**Your task**
Transcribe all of the material exactly, except for its pictures.

Data entries for graphics
* * *
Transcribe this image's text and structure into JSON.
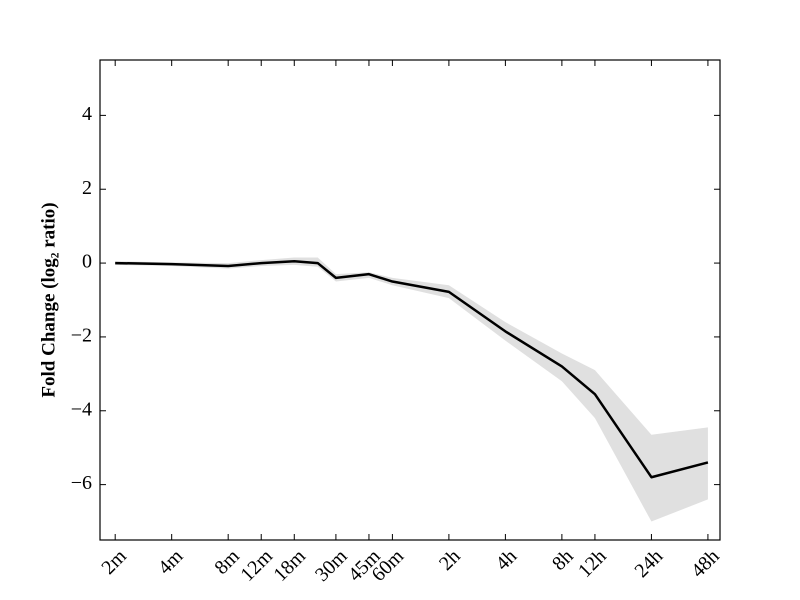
{
  "chart_data": {
    "type": "line",
    "y_label": "Fold Change (log₂ ratio)",
    "x_scale": "log",
    "x": [
      2,
      4,
      8,
      12,
      18,
      24,
      30,
      45,
      60,
      120,
      240,
      480,
      720,
      1440,
      2880
    ],
    "values": [
      0.0,
      -0.03,
      -0.08,
      0.0,
      0.05,
      0.0,
      -0.4,
      -0.3,
      -0.5,
      -0.78,
      -1.85,
      -2.8,
      -3.55,
      -5.8,
      -5.4
    ],
    "upper": [
      0.05,
      0.02,
      0.0,
      0.08,
      0.15,
      0.15,
      -0.3,
      -0.25,
      -0.4,
      -0.6,
      -1.6,
      -2.45,
      -2.9,
      -4.65,
      -4.45
    ],
    "lower": [
      -0.05,
      -0.08,
      -0.15,
      -0.08,
      -0.05,
      -0.1,
      -0.5,
      -0.4,
      -0.6,
      -0.95,
      -2.1,
      -3.2,
      -4.2,
      -7.0,
      -6.4
    ],
    "color": "#000000",
    "band_color": "#e0e0e0",
    "xlim": [
      1.66,
      3340
    ],
    "ylim": [
      -7.5,
      5.5
    ],
    "xticks": [
      {
        "value": 2,
        "label": "2m"
      },
      {
        "value": 4,
        "label": "4m"
      },
      {
        "value": 8,
        "label": "8m"
      },
      {
        "value": 12,
        "label": "12m"
      },
      {
        "value": 18,
        "label": "18m"
      },
      {
        "value": 30,
        "label": "30m"
      },
      {
        "value": 45,
        "label": "45m"
      },
      {
        "value": 60,
        "label": "60m"
      },
      {
        "value": 120,
        "label": "2h"
      },
      {
        "value": 240,
        "label": "4h"
      },
      {
        "value": 480,
        "label": "8h"
      },
      {
        "value": 720,
        "label": "12h"
      },
      {
        "value": 1440,
        "label": "24h"
      },
      {
        "value": 2880,
        "label": "48h"
      }
    ],
    "yticks": [
      {
        "value": -6,
        "label": "−6"
      },
      {
        "value": -4,
        "label": "−4"
      },
      {
        "value": -2,
        "label": "−2"
      },
      0,
      2,
      4
    ]
  }
}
* * *
**Solution to the exercise**
Transcribe this image's text and structure into JSON.
{
  "chart_data": {
    "type": "line",
    "y_label": "Fold Change (log₂ ratio)",
    "x_scale": "log",
    "x": [
      2,
      4,
      8,
      12,
      18,
      24,
      30,
      45,
      60,
      120,
      240,
      480,
      720,
      1440,
      2880
    ],
    "values": [
      0.0,
      -0.03,
      -0.08,
      0.0,
      0.05,
      0.0,
      -0.4,
      -0.3,
      -0.5,
      -0.78,
      -1.85,
      -2.8,
      -3.55,
      -5.8,
      -5.4
    ],
    "upper": [
      0.05,
      0.02,
      0.0,
      0.08,
      0.15,
      0.15,
      -0.3,
      -0.25,
      -0.4,
      -0.6,
      -1.6,
      -2.45,
      -2.9,
      -4.65,
      -4.45
    ],
    "lower": [
      -0.05,
      -0.08,
      -0.15,
      -0.08,
      -0.05,
      -0.1,
      -0.5,
      -0.4,
      -0.6,
      -0.95,
      -2.1,
      -3.2,
      -4.2,
      -7.0,
      -6.4
    ],
    "color": "#000000",
    "band_color": "#e0e0e0",
    "xlim": [
      1.66,
      3340
    ],
    "ylim": [
      -7.5,
      5.5
    ],
    "xticks": [
      {
        "value": 2,
        "label": "2m"
      },
      {
        "value": 4,
        "label": "4m"
      },
      {
        "value": 8,
        "label": "8m"
      },
      {
        "value": 12,
        "label": "12m"
      },
      {
        "value": 18,
        "label": "18m"
      },
      {
        "value": 30,
        "label": "30m"
      },
      {
        "value": 45,
        "label": "45m"
      },
      {
        "value": 60,
        "label": "60m"
      },
      {
        "value": 120,
        "label": "2h"
      },
      {
        "value": 240,
        "label": "4h"
      },
      {
        "value": 480,
        "label": "8h"
      },
      {
        "value": 720,
        "label": "12h"
      },
      {
        "value": 1440,
        "label": "24h"
      },
      {
        "value": 2880,
        "label": "48h"
      }
    ],
    "yticks": [
      {
        "value": -6,
        "label": "−6"
      },
      {
        "value": -4,
        "label": "−4"
      },
      {
        "value": -2,
        "label": "−2"
      },
      0,
      2,
      4
    ]
  }
}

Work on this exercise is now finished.